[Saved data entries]
---*---

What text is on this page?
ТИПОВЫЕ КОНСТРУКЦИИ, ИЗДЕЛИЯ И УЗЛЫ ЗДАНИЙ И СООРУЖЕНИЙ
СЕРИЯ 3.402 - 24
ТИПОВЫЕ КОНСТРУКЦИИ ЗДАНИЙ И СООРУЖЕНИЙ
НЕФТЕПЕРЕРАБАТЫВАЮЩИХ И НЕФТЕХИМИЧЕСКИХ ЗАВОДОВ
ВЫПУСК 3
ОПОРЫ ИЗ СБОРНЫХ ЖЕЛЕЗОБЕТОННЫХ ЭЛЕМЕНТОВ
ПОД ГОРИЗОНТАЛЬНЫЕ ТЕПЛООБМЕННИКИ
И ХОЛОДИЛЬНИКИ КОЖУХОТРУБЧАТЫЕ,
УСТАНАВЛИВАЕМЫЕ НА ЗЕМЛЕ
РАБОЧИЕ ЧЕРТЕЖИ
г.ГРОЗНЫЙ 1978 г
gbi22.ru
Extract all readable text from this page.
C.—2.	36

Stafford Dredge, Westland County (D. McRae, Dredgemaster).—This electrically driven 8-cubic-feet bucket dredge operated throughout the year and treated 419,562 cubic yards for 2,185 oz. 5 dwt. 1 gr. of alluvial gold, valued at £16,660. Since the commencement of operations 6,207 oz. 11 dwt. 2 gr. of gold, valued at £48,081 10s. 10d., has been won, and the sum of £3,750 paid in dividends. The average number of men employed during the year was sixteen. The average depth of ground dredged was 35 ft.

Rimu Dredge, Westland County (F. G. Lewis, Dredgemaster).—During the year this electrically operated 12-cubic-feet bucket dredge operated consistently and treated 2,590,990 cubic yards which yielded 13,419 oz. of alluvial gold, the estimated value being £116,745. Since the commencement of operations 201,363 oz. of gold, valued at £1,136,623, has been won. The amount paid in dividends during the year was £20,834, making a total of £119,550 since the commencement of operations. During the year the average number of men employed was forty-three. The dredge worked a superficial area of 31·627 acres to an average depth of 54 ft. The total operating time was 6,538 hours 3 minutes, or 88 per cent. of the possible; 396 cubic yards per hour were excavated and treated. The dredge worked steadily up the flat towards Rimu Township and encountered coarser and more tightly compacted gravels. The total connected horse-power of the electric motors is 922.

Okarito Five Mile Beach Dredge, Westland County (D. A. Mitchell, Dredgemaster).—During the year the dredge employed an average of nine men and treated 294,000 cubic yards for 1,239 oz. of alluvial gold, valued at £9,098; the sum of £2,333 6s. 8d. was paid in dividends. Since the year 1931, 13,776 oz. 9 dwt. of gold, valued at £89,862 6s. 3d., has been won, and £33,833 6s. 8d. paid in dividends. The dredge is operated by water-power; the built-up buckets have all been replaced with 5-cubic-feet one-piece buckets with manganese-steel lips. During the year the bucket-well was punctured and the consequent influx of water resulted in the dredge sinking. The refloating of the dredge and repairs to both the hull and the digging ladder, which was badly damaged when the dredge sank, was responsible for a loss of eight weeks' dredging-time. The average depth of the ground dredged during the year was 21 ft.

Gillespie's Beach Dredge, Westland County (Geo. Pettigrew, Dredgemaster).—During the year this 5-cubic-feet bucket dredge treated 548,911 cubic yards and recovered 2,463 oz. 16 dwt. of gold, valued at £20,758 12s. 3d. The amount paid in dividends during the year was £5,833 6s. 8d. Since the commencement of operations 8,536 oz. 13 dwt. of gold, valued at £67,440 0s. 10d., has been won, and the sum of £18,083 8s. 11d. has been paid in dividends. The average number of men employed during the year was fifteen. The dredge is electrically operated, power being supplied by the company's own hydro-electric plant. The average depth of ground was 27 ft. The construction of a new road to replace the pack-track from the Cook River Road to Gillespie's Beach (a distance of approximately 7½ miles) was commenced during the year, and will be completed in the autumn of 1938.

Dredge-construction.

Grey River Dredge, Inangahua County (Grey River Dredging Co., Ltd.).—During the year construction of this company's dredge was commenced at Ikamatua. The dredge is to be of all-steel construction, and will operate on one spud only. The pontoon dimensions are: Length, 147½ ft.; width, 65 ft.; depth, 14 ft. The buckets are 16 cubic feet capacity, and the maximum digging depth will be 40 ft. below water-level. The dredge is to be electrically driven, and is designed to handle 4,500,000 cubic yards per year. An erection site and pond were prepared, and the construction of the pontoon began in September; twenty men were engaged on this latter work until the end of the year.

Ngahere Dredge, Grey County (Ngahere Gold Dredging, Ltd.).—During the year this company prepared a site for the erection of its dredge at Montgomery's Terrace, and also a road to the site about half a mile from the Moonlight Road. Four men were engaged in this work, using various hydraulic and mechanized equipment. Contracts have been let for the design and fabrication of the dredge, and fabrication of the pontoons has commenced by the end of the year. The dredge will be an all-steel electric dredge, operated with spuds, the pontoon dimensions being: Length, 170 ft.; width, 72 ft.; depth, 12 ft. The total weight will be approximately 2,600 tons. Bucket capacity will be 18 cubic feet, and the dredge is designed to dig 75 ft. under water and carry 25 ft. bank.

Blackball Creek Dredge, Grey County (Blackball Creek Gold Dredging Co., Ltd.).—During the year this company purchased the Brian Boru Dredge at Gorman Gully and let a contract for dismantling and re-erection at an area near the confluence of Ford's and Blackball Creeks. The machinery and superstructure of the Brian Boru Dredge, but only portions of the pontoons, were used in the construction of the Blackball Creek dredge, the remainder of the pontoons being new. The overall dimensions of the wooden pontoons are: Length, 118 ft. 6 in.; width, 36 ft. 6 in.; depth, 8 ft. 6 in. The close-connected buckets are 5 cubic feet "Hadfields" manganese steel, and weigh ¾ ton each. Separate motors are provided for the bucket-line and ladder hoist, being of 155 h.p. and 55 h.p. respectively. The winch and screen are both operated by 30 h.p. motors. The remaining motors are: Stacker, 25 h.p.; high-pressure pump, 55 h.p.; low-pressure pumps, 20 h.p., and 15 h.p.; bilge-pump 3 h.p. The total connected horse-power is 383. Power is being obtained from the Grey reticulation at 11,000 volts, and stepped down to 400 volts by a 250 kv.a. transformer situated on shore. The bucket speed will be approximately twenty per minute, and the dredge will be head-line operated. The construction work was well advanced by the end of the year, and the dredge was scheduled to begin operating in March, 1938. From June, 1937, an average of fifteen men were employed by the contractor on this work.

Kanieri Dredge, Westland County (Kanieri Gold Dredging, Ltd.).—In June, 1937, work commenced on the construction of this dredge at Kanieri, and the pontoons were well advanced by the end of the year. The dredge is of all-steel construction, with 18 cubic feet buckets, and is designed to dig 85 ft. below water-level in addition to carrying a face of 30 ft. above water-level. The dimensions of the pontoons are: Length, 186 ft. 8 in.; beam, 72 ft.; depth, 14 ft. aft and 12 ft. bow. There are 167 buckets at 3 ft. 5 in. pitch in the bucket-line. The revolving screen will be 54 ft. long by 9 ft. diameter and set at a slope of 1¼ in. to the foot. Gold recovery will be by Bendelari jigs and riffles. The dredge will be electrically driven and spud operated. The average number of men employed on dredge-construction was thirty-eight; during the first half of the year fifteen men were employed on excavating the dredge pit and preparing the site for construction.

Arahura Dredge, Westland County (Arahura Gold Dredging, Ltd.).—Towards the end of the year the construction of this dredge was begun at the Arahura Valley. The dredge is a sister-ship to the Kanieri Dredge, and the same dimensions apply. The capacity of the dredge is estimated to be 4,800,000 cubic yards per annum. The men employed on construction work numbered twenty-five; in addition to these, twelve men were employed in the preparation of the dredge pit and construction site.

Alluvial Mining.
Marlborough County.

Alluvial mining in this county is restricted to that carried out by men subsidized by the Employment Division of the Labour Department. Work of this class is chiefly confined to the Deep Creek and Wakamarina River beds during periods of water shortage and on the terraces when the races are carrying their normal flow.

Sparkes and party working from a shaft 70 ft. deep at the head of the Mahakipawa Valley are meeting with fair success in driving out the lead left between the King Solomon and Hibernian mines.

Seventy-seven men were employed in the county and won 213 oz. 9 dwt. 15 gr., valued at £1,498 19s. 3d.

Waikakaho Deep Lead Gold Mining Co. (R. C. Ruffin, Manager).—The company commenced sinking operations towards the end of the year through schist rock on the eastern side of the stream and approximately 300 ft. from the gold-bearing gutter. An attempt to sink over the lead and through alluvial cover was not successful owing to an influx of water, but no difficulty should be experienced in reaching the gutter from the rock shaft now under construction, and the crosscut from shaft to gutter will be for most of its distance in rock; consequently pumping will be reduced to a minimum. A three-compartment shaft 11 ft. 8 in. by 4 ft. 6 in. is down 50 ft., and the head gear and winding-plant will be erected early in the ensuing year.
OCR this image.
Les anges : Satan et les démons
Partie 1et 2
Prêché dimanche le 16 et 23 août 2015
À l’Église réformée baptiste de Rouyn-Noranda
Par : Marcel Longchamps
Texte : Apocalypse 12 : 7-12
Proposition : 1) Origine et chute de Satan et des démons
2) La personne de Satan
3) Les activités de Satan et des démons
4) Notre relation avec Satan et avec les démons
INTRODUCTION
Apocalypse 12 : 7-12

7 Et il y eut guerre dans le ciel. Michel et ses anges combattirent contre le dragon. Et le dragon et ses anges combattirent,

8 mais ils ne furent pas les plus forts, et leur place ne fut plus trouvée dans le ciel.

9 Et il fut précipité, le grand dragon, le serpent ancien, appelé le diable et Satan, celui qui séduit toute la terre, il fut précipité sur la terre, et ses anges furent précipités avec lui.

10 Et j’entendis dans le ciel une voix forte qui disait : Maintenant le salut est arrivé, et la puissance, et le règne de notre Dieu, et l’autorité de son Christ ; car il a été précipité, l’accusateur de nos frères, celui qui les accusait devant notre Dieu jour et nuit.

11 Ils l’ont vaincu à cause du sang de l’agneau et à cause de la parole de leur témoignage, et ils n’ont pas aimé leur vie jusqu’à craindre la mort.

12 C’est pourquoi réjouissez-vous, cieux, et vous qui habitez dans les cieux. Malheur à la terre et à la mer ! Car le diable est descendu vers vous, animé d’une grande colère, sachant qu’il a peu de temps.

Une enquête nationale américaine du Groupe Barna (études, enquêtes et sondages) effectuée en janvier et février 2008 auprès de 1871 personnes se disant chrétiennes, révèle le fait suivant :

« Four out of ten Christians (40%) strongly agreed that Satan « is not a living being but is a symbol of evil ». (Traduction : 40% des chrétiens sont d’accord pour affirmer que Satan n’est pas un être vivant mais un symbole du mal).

---*---

**Problem to solve**. Search the data for the string "addition". List each line that has it.

**Exercise result**.
Kanieri Dredge, Westland County (Kanieri Gold Dredging, Ltd.).—In June, 1937, work commenced on the construction of this dredge at Kanieri, and the pontoons were well advanced by the end of the year. The dredge is of all-steel construction, with 18 cubic feet buckets, and is designed to dig 85 ft. below water-level in addition to carrying a face of 30 ft. above water-level. The dimensions of the pontoons are: Length, 186 ft. 8 in.; beam, 72 ft.; depth, 14 ft. aft and 12 ft. bow. There are 167 buckets at 3 ft. 5 in. pitch in the bucket-line. The revolving screen will be 54 ft. long by 9 ft. diameter and set at a slope of 1¼ in. to the foot. Gold recovery will be by Bendelari jigs and riffles. The dredge will be electrically driven and spud operated. The average number of men employed on dredge-construction was thirty-eight; during the first half of the year fifteen men were employed on excavating the dredge pit and preparing the site for construction.
Arahura Dredge, Westland County (Arahura Gold Dredging, Ltd.).—Towards the end of the year the construction of this dredge was begun at the Arahura Valley. The dredge is a sister-ship to the Kanieri Dredge, and the same dimensions apply. The capacity of the dredge is estimated to be 4,800,000 cubic yards per annum. The men employed on construction work numbered twenty-five; in addition to these, twelve men were employed in the preparation of the dredge pit and construction site.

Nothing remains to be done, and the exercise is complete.